## Texto de origem
Concluído o Guia do jogo, podemos tecer algumas considerações. O enredo de

fantasia com temática situada entre o imaginário medieval e de ficção científica, molda de

início as possibilidades de desenvolvimento de cada personagem, suas possibilidades de

trânsito e também as modalidades de socialização possíveis. Estas costumam se dar pela união

em guilds, ou pelo comércio, trocas e alianças casuais com jogadores encontrados ao longo

das jornadas; os combates entre jogadores das duas facções, Alliance e Horde, também

merecem ser compreendidos dentro do tema das sociabilidades do jogo. Os vocabulários,

guias (de quais caminhos o personagem da raça escolhida pode trilhar, de como desenvolver

melhor suas habilidades, de como utilizar melhor os itens do jogo, de como combinar

habilidades para aumentar o desempenho em missões ou combates, etc.) e mapas, por

exemplo, modelam as condutas (incluindo aí as modalidades de comunicação eficazes e

coerentes) de todos os jogadores entre si e destes com os representantes da empresa,

modelando então, também as práticas desta em relação ao que endereçam para os jogadores,

apaziguando interferências e atritos pouco desejáveis e contribuindo para a imersão nos

ambientes onde circulam tais regimes de saber-poder.

## Enunciado 1
Diga se cada afirmação concorda com o texto sobre o jogo, respondendo sim ou não e citando literalmente as palavras que decidem. (a) As duas facções citadas são Alliance e Horde. (b) O enredo combina o imaginário medieval com a ficção científica. (c) Os mapas não influenciam as condutas dos jogadores.
O texto sobre o jogo e as linhas de dados provêm de fontes distintas.

## Linhas do conjunto de dados
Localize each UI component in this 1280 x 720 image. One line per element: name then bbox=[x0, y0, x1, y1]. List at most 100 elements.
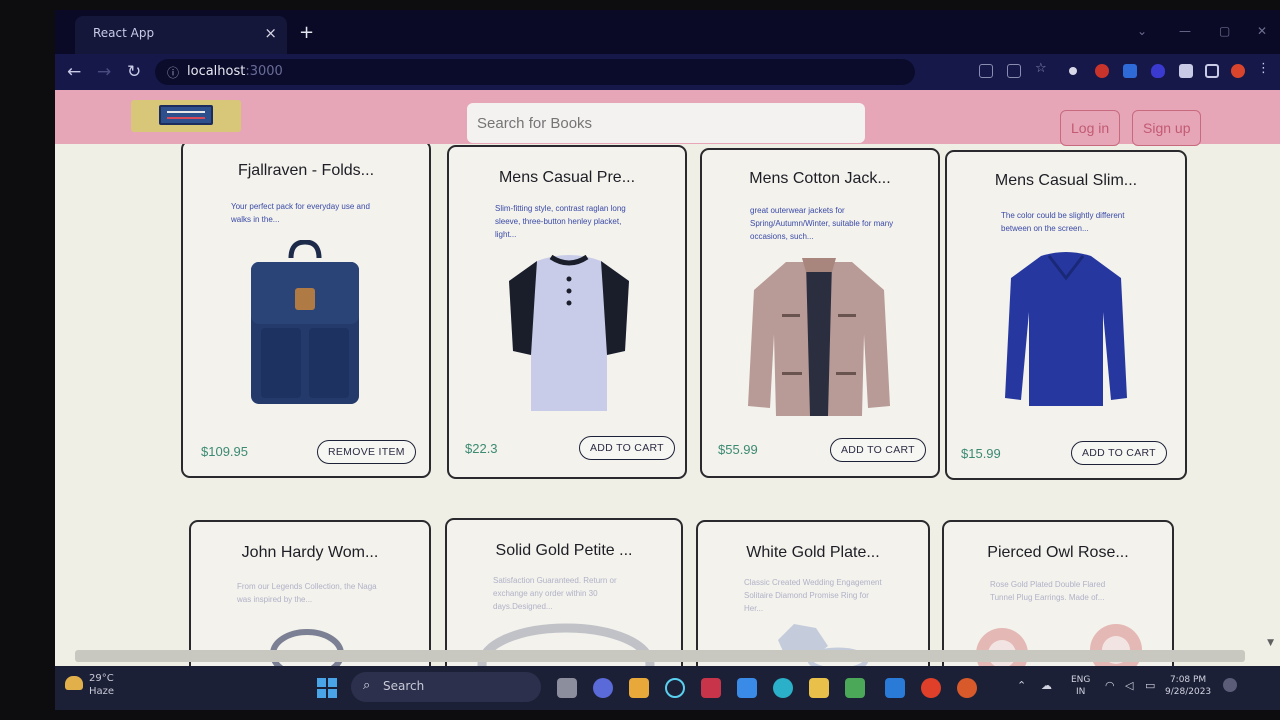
volume-icon[interactable]: ◁ bbox=[1125, 680, 1133, 692]
camera-icon[interactable] bbox=[701, 678, 721, 698]
maximize-icon[interactable]: ▢ bbox=[1219, 24, 1230, 38]
edge-icon[interactable] bbox=[773, 678, 793, 698]
chrome-icon[interactable] bbox=[921, 678, 941, 698]
share-icon[interactable] bbox=[1007, 64, 1021, 78]
product-price: $109.95 bbox=[201, 444, 248, 459]
product-title: Pierced Owl Rose... bbox=[987, 544, 1129, 561]
profile-avatar-icon[interactable] bbox=[1231, 64, 1245, 78]
product-price: $55.99 bbox=[718, 442, 758, 457]
react-icon[interactable] bbox=[665, 678, 685, 698]
product-price: $15.99 bbox=[961, 446, 1001, 461]
date: 9/28/2023 bbox=[1165, 687, 1212, 697]
windows-start-icon[interactable] bbox=[317, 678, 337, 698]
task-view-icon[interactable] bbox=[557, 678, 577, 698]
search-input[interactable] bbox=[467, 103, 865, 143]
search-icon: ⌕ bbox=[363, 678, 371, 693]
product-card: White Gold Plate... Classic Created Wedd… bbox=[696, 520, 930, 666]
close-window-icon[interactable]: ✕ bbox=[1257, 24, 1267, 38]
weather-condition: Haze bbox=[89, 686, 115, 697]
back-icon[interactable]: ← bbox=[67, 62, 81, 82]
product-description: Classic Created Wedding Engagement Solit… bbox=[744, 578, 882, 613]
minimize-icon[interactable]: — bbox=[1179, 24, 1191, 38]
product-description: Satisfaction Guaranteed. Return or excha… bbox=[493, 576, 617, 611]
product-card: John Hardy Wom... From our Legends Colle… bbox=[189, 520, 431, 666]
product-card: Pierced Owl Rose... Rose Gold Plated Dou… bbox=[942, 520, 1174, 666]
vscode-icon[interactable] bbox=[885, 678, 905, 698]
add-to-cart-button[interactable]: ADD TO CART bbox=[579, 436, 675, 460]
weather-icon[interactable] bbox=[65, 676, 83, 690]
weather-widget[interactable]: 29°C Haze bbox=[89, 672, 114, 698]
sidepanel-icon[interactable] bbox=[1205, 64, 1219, 78]
product-description: Slim-fitting style, contrast raglan long… bbox=[495, 204, 626, 239]
url-field[interactable]: ⓘ localhost:3000 bbox=[155, 59, 915, 85]
product-description: The color could be slightly different be… bbox=[1001, 211, 1125, 233]
signup-button[interactable]: Sign up bbox=[1132, 110, 1202, 146]
taskbar-search-label: Search bbox=[383, 679, 425, 693]
new-tab-button[interactable]: + bbox=[299, 22, 314, 43]
logo[interactable] bbox=[131, 100, 241, 132]
app-viewport: Fjallraven - Folds... Your perfect pack … bbox=[55, 90, 1280, 666]
tray-chevron-icon[interactable]: ⌃ bbox=[1017, 680, 1026, 692]
product-title: Fjallraven - Folds... bbox=[237, 162, 375, 179]
reload-icon[interactable]: ↻ bbox=[127, 62, 141, 82]
sweater-image bbox=[1005, 252, 1127, 406]
product-description: great outerwear jackets for Spring/Autum… bbox=[750, 206, 894, 241]
extension-shield-icon[interactable] bbox=[1151, 64, 1165, 78]
store-icon[interactable] bbox=[629, 678, 649, 698]
product-title: Solid Gold Petite ... bbox=[495, 542, 633, 559]
remove-item-button[interactable]: REMOVE ITEM bbox=[317, 440, 416, 464]
notification-icon[interactable] bbox=[1223, 678, 1237, 692]
book-logo-icon bbox=[159, 105, 213, 125]
close-tab-icon[interactable]: × bbox=[264, 24, 277, 42]
login-button[interactable]: Log in bbox=[1060, 110, 1121, 146]
url-host: localhost bbox=[187, 64, 246, 79]
scroll-down-icon[interactable]: ▼ bbox=[1267, 638, 1274, 648]
tab-title: React App bbox=[93, 26, 155, 40]
jacket-image bbox=[748, 258, 890, 416]
product-title: John Hardy Wom... bbox=[241, 544, 379, 561]
product-title: White Gold Plate... bbox=[746, 544, 880, 561]
extension-dot-icon[interactable] bbox=[1069, 67, 1077, 75]
chevron-down-icon[interactable]: ⌄ bbox=[1137, 24, 1147, 38]
wifi-icon[interactable]: ◠ bbox=[1105, 680, 1115, 692]
url-port: :3000 bbox=[245, 64, 283, 79]
star-icon[interactable]: ☆ bbox=[1035, 61, 1049, 76]
product-card: Fjallraven - Folds... Your perfect pack … bbox=[181, 140, 431, 478]
forward-icon[interactable]: → bbox=[97, 62, 111, 82]
battery-icon[interactable]: ▭ bbox=[1145, 680, 1155, 692]
chat-icon[interactable] bbox=[593, 678, 613, 698]
language: ENG bbox=[1071, 675, 1091, 685]
backpack-image bbox=[251, 240, 359, 404]
extension-pen-icon[interactable] bbox=[1123, 64, 1137, 78]
product-card: Mens Cotton Jack... great outerwear jack… bbox=[700, 148, 940, 478]
product-title: Mens Casual Slim... bbox=[994, 172, 1138, 189]
open-external-icon[interactable] bbox=[979, 64, 993, 78]
product-title: Mens Casual Pre... bbox=[498, 169, 636, 186]
product-card: Mens Casual Slim... The color could be s… bbox=[945, 150, 1187, 480]
taskbar-search[interactable]: ⌕ Search bbox=[351, 672, 541, 702]
product-title: Mens Cotton Jack... bbox=[749, 170, 891, 187]
language-indicator[interactable]: ENG IN bbox=[1071, 674, 1090, 698]
file-explorer-icon[interactable] bbox=[809, 678, 829, 698]
extension-red-icon[interactable] bbox=[1095, 64, 1109, 78]
add-to-cart-button[interactable]: ADD TO CART bbox=[830, 438, 926, 462]
puzzle-icon[interactable] bbox=[1179, 64, 1193, 78]
temperature: 29°C bbox=[89, 673, 114, 684]
horizontal-scrollbar[interactable] bbox=[75, 650, 1245, 662]
menu-dots-icon[interactable]: ⋮ bbox=[1257, 61, 1271, 76]
clock[interactable]: 7:08 PM 9/28/2023 bbox=[1165, 674, 1211, 698]
navbar: Log in Sign up bbox=[55, 90, 1280, 146]
info-icon[interactable]: ⓘ bbox=[167, 64, 179, 81]
tab-bar: React App × + ⌄ — ▢ ✕ bbox=[55, 10, 1280, 54]
window-app-icon[interactable] bbox=[737, 678, 757, 698]
region: IN bbox=[1076, 687, 1086, 697]
browser-window: React App × + ⌄ — ▢ ✕ ← → ↻ ⓘ localhost:… bbox=[55, 10, 1280, 710]
product-description: Your perfect pack for everyday use and w… bbox=[231, 202, 370, 224]
product-description: Rose Gold Plated Double Flared Tunnel Pl… bbox=[990, 580, 1106, 602]
tab-react-app[interactable]: React App × bbox=[75, 16, 287, 54]
notepad-icon[interactable] bbox=[845, 678, 865, 698]
cloud-icon[interactable]: ☁ bbox=[1041, 680, 1052, 692]
chrome-profile-icon[interactable] bbox=[957, 678, 977, 698]
product-card: Mens Casual Pre... Slim-fitting style, c… bbox=[447, 145, 687, 479]
add-to-cart-button[interactable]: ADD TO CART bbox=[1071, 441, 1167, 465]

## Enunciado 2
Nas linhas de dados, troque "product-price" por "price-label" e mantenha todo o resto igual. Reescreva apenas a parte que começa na linha com "volume-icon[interactable]: ◁ bbox=[1125, 680, 1133, 692]" e segue até a linha com "taskbar-search-label: Search bbox=[383, 679, 425, 693]".

## Resposta completa 1
(a) Sim: "os combates entre jogadores das duas facções, Alliance e Horde".
(b) Sim: "entre o imaginário medieval e de ficção científica".
(c) Não: "modelam as condutas".

## Resposta completa 2
volume-icon[interactable]: ◁ bbox=[1125, 680, 1133, 692]
camera-icon[interactable] bbox=[701, 678, 721, 698]
maximize-icon[interactable]: ▢ bbox=[1219, 24, 1230, 38]
edge-icon[interactable] bbox=[773, 678, 793, 698]
chrome-icon[interactable] bbox=[921, 678, 941, 698]
share-icon[interactable] bbox=[1007, 64, 1021, 78]
price-label: $109.95 bbox=[201, 444, 248, 459]
product-title: Pierced Owl Rose... bbox=[987, 544, 1129, 561]
profile-avatar-icon[interactable] bbox=[1231, 64, 1245, 78]
price-label: $55.99 bbox=[718, 442, 758, 457]
react-icon[interactable] bbox=[665, 678, 685, 698]
price-label: $15.99 bbox=[961, 446, 1001, 461]
date: 9/28/2023 bbox=[1165, 687, 1212, 697]
windows-start-icon[interactable] bbox=[317, 678, 337, 698]
task-view-icon[interactable] bbox=[557, 678, 577, 698]
search-input[interactable] bbox=[467, 103, 865, 143]
search-icon: ⌕ bbox=[363, 678, 371, 693]
product-card: White Gold Plate... Classic Created Wedd… bbox=[696, 520, 930, 666]
close-window-icon[interactable]: ✕ bbox=[1257, 24, 1267, 38]
weather-condition: Haze bbox=[89, 686, 115, 697]
back-icon[interactable]: ← bbox=[67, 62, 81, 82]
product-description: Classic Created Wedding Engagement Solit… bbox=[744, 578, 882, 613]
minimize-icon[interactable]: — bbox=[1179, 24, 1191, 38]
product-description: Satisfaction Guaranteed. Return or excha… bbox=[493, 576, 617, 611]
product-card: John Hardy Wom... From our Legends Colle… bbox=[189, 520, 431, 666]
product-card: Pierced Owl Rose... Rose Gold Plated Dou… bbox=[942, 520, 1174, 666]
vscode-icon[interactable] bbox=[885, 678, 905, 698]
add-to-cart-button[interactable]: ADD TO CART bbox=[579, 436, 675, 460]
weather-icon[interactable] bbox=[65, 676, 83, 690]
weather-widget[interactable]: 29°C Haze bbox=[89, 672, 114, 698]
sidepanel-icon[interactable] bbox=[1205, 64, 1219, 78]
product-description: Slim-fitting style, contrast raglan long… bbox=[495, 204, 626, 239]
url-field[interactable]: ⓘ localhost:3000 bbox=[155, 59, 915, 85]
product-description: The color could be slightly different be… bbox=[1001, 211, 1125, 233]
signup-button[interactable]: Sign up bbox=[1132, 110, 1202, 146]
taskbar-search-label: Search bbox=[383, 679, 425, 693]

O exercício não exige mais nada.